● **Compito scritto a**: Riporta senza modifiche le righe dell'elenco, dall'inizio fino alla riga che contiene "y-tick-label: 15400 bbox=[94, 156, 187, 191]" compresa.

È cambiato il mondo

La MG prende atto e si lascia interrogare dalla svolta epocale in cui siamo immersi.

Il cambio culturale cui partecipiamo è radicale e profondo: riguarda la messa in discussione dei pilastri che sostenevano la costruzione di una cultura nella quale si è espresso per secoli il cristianesimo.

Alla concezione della vita come progetto si sostituisce l'elogio dell'esperienza momentanea, l'esaltazione della pluralità senza coerenza;

al primato dello spirito sulla carne succede il culto della vita che si esprime qui e adesso, senza progettualità e senza rinuncia;

al fascino dell'eternità il richiamo potente della materialità;

al riconoscimento del ruolo della volontà e dello sforzo, la legittimazione del valore delle emozioni e della dimensione del piacere.

Alla società concepita gerarchicamente, ordinata da un centro, succede la democraticità, retta dal solo consenso.

Il processo di secolarizzazione avanza.

Le grandi parole religiose e cristiane rischiano di essere svuotate da una radicale semplificazione: il "Regno di Dio" è già qui e si esprime nell'aspirazione alla vita ricca e agiata, nel fascino irresistibile che esercitano le cose concrete.

L'eternità già si realizza nel sogno dell'età della vita che si prolunga indefinitivamente; il dogma del Dio trinitario si svuota nel mito politeista dell'individualismo: siamo tutti uguali e tutti diversi, incommensurabili, quindi "indiscutibili": il tuo parere vale come il mio; divino diventa l'aggettivo con cui si onorano i nuovi idoli del tempo, sotto forma di personaggi o stili di vita, il culto del corpo giovane e bello.

● **Compito scritto b**:
Rispondi alle seguenti domande sul testo "È cambiato il mondo".
(i) Che cosa si sostituisce alla concezione della vita come progetto?
(ii) Da che cosa è retta la democraticità che succede alla società concepita gerarchicamente?
(iii) In che cosa si svuota il dogma del Dio trinitario?

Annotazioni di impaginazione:
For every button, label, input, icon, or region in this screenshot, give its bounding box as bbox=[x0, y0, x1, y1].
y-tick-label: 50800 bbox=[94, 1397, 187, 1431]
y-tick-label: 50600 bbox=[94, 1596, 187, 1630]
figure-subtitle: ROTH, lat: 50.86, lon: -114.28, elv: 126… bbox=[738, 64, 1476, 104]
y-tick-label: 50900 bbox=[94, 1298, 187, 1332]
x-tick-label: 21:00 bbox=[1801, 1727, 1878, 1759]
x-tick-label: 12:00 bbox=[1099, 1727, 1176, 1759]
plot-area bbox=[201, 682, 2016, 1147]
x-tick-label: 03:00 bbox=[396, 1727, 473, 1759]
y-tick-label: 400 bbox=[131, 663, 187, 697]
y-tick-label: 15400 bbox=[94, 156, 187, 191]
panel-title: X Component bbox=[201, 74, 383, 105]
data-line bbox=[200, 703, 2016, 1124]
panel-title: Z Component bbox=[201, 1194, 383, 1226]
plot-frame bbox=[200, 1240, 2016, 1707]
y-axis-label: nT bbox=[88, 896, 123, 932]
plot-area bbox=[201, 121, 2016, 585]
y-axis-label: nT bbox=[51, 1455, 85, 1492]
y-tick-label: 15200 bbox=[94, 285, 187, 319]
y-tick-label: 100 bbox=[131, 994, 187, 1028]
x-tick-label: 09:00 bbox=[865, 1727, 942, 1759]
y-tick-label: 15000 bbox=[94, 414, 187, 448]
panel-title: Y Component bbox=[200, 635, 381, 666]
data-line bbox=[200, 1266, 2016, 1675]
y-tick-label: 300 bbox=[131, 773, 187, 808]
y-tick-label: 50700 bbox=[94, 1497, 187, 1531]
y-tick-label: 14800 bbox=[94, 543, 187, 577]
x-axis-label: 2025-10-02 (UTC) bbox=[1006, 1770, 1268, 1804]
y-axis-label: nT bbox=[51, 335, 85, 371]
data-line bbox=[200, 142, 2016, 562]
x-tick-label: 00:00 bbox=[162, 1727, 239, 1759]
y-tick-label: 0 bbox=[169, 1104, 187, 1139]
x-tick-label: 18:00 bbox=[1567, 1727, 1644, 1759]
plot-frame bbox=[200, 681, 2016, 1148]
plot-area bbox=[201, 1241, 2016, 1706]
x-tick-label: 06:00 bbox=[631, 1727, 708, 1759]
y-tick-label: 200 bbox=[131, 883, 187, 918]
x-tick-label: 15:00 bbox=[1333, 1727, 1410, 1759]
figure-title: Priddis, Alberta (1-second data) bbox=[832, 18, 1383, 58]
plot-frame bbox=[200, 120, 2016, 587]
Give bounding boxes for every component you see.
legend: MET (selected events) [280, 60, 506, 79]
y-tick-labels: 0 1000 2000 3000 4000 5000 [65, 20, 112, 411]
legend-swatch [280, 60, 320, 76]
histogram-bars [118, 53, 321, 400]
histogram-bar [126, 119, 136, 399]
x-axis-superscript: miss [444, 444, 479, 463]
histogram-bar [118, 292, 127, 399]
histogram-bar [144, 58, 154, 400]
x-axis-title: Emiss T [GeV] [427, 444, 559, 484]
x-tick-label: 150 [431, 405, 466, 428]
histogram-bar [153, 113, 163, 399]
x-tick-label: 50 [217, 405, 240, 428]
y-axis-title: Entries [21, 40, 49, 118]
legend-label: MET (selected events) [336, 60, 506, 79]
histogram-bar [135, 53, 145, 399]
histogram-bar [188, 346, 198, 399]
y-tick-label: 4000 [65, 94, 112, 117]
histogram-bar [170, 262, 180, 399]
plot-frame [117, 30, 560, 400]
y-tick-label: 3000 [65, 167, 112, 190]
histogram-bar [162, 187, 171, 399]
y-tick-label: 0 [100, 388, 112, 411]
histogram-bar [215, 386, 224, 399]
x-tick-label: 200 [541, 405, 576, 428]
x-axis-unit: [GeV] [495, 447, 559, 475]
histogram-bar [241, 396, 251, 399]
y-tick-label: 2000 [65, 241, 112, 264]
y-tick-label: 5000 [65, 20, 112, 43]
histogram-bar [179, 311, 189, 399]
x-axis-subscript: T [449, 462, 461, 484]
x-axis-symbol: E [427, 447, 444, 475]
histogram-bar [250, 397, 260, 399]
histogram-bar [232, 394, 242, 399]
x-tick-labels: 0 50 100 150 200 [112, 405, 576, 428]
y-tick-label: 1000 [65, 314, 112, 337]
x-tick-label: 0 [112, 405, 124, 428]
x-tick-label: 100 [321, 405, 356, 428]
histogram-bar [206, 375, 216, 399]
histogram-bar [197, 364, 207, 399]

● **Risposta completa a**:
For every button, label, input, icon, or region in this screenshot, give its bounding box as bbox=[x0, y0, x1, y1].
y-tick-label: 50800 bbox=[94, 1397, 187, 1431]
y-tick-label: 50600 bbox=[94, 1596, 187, 1630]
figure-subtitle: ROTH, lat: 50.86, lon: -114.28, elv: 126… bbox=[738, 64, 1476, 104]
y-tick-label: 50900 bbox=[94, 1298, 187, 1332]
x-tick-label: 21:00 bbox=[1801, 1727, 1878, 1759]
x-tick-label: 12:00 bbox=[1099, 1727, 1176, 1759]
plot-area bbox=[201, 682, 2016, 1147]
x-tick-label: 03:00 bbox=[396, 1727, 473, 1759]
y-tick-label: 400 bbox=[131, 663, 187, 697]
y-tick-label: 15400 bbox=[94, 156, 187, 191]

● **Risposta completa b**:
(i) L'elogio dell'esperienza momentanea, l'esaltazione della pluralità senza coerenza.
(ii) Dal solo consenso.
(iii) Nel mito politeista dell'individualismo.